* _Work to complete_
Write out every single entry exactly.

* _Records provided_
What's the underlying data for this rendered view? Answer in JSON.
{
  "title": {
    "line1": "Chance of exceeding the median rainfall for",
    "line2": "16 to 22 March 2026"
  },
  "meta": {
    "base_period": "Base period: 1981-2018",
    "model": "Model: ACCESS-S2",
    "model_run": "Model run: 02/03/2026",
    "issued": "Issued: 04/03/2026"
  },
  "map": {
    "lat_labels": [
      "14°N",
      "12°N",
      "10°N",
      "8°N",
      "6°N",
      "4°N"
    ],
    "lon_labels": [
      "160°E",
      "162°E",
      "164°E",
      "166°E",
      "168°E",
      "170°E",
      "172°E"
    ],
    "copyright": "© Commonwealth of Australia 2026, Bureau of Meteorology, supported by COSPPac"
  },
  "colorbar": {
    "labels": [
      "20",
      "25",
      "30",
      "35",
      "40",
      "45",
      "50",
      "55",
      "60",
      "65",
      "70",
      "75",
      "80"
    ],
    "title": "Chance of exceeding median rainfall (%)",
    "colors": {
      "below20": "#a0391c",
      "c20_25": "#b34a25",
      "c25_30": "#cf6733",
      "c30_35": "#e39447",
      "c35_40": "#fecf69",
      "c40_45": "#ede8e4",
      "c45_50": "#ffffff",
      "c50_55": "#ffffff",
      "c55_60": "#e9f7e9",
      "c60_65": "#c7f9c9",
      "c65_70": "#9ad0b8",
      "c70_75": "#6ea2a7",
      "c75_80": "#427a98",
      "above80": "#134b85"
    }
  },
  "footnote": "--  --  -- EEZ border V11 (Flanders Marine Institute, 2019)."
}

* _The answer_
What's the underlying data for this rendered view? Answer in JSON.
{
  "title": {
    "line1": "Chance of exceeding the median rainfall for",
    "line2": "16 to 22 March 2026"
  },
  "meta": {
    "base_period": "Base period: 1981-2018",
    "model": "Model: ACCESS-S2",
    "model_run": "Model run: 02/03/2026",
    "issued": "Issued: 04/03/2026"
  },
  "map": {
    "lat_labels": [
      "14°N",
      "12°N",
      "10°N",
      "8°N",
      "6°N",
      "4°N"
    ],
    "lon_labels": [
      "160°E",
      "162°E",
      "164°E",
      "166°E",
      "168°E",
      "170°E",
      "172°E"
    ],
    "copyright": "© Commonwealth of Australia 2026, Bureau of Meteorology, supported by COSPPac"
  },
  "colorbar": {
    "labels": [
      "20",
      "25",
      "30",
      "35",
      "40",
      "45",
      "50",
      "55",
      "60",
      "65",
      "70",
      "75",
      "80"
    ],
    "title": "Chance of exceeding median rainfall (%)",
    "colors": {
      "below20": "#a0391c",
      "c20_25": "#b34a25",
      "c25_30": "#cf6733",
      "c30_35": "#e39447",
      "c35_40": "#fecf69",
      "c40_45": "#ede8e4",
      "c45_50": "#ffffff",
      "c50_55": "#ffffff",
      "c55_60": "#e9f7e9",
      "c60_65": "#c7f9c9",
      "c65_70": "#9ad0b8",
      "c70_75": "#6ea2a7",
      "c75_80": "#427a98",
      "above80": "#134b85"
    }
  },
  "footnote": "--  --  -- EEZ border V11 (Flanders Marine Institute, 2019)."
}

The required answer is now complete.